#### WORK INSTRUCTIONS:
In the material below, the lines containing the word "Mäntsälä" are required; copy each of them.

#### SUPPLIED MATERIAL:
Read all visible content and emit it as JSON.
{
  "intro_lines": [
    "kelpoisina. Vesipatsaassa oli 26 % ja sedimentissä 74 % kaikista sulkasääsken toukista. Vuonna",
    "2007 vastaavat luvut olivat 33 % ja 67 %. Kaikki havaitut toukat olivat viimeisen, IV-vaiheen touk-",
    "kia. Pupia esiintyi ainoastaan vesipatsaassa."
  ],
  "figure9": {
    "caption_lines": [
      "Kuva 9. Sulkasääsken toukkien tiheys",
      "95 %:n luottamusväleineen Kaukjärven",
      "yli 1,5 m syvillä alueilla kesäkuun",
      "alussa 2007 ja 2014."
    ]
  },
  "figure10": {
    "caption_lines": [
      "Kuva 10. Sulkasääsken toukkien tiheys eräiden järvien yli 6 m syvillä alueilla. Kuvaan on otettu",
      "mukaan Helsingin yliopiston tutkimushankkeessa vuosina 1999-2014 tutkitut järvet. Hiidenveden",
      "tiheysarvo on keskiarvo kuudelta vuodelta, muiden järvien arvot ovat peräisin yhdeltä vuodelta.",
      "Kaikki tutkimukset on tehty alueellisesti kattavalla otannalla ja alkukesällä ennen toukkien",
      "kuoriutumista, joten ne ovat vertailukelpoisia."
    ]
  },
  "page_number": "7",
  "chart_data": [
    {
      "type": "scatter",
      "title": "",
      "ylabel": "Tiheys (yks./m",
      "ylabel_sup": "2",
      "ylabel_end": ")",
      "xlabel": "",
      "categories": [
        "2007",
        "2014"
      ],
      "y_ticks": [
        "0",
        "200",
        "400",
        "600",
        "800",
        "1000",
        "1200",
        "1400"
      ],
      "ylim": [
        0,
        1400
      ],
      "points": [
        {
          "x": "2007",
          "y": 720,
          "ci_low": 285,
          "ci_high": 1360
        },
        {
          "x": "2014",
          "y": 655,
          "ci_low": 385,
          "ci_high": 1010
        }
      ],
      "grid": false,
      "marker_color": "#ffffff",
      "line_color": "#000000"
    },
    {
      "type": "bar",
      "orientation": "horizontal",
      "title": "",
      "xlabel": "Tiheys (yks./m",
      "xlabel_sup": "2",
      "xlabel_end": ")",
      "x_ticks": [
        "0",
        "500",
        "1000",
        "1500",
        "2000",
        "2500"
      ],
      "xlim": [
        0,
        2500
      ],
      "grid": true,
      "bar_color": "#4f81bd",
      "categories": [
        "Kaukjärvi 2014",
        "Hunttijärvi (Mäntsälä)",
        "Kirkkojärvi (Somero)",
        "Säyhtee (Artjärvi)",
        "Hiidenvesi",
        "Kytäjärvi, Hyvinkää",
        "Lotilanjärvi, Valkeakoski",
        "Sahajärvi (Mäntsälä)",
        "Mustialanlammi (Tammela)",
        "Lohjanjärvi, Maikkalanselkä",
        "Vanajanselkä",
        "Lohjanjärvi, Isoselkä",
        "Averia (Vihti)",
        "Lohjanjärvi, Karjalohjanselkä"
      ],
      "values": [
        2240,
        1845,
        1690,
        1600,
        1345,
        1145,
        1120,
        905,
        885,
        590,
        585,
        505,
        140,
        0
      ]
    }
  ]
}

#### FINAL ANSWER:
        "Hunttijärvi (Mäntsälä)",
        "Sahajärvi (Mäntsälä)",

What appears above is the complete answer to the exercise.